# Material for the task start

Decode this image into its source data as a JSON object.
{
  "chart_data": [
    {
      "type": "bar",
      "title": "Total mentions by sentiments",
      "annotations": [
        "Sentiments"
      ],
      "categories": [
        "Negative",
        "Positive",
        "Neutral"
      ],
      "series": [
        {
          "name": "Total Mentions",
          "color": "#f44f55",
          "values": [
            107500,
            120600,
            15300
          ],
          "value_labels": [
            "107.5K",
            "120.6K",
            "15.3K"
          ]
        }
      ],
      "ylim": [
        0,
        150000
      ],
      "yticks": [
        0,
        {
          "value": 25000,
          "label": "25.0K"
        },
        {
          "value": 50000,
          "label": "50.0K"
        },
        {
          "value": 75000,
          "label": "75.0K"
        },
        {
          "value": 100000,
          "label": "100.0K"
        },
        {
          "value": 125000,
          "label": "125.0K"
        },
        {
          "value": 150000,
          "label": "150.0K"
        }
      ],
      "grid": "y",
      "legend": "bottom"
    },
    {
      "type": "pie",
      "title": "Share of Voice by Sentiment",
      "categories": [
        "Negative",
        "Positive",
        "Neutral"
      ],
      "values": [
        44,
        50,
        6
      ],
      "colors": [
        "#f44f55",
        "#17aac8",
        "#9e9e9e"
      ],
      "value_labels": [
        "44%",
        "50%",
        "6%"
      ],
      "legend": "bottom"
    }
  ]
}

# Material for the task end

Copy all the entries verbatim.

Decode this image into its source data as a JSON object.
{
  "chart_data": [
    {
      "type": "bar",
      "title": "Total mentions by sentiments",
      "annotations": [
        "Sentiments"
      ],
      "categories": [
        "Negative",
        "Positive",
        "Neutral"
      ],
      "series": [
        {
          "name": "Total Mentions",
          "color": "#f44f55",
          "values": [
            107500,
            120600,
            15300
          ],
          "value_labels": [
            "107.5K",
            "120.6K",
            "15.3K"
          ]
        }
      ],
      "ylim": [
        0,
        150000
      ],
      "yticks": [
        0,
        {
          "value": 25000,
          "label": "25.0K"
        },
        {
          "value": 50000,
          "label": "50.0K"
        },
        {
          "value": 75000,
          "label": "75.0K"
        },
        {
          "value": 100000,
          "label": "100.0K"
        },
        {
          "value": 125000,
          "label": "125.0K"
        },
        {
          "value": 150000,
          "label": "150.0K"
        }
      ],
      "grid": "y",
      "legend": "bottom"
    },
    {
      "type": "pie",
      "title": "Share of Voice by Sentiment",
      "categories": [
        "Negative",
        "Positive",
        "Neutral"
      ],
      "values": [
        44,
        50,
        6
      ],
      "colors": [
        "#f44f55",
        "#17aac8",
        "#9e9e9e"
      ],
      "value_labels": [
        "44%",
        "50%",
        "6%"
      ],
      "legend": "bottom"
    }
  ]
}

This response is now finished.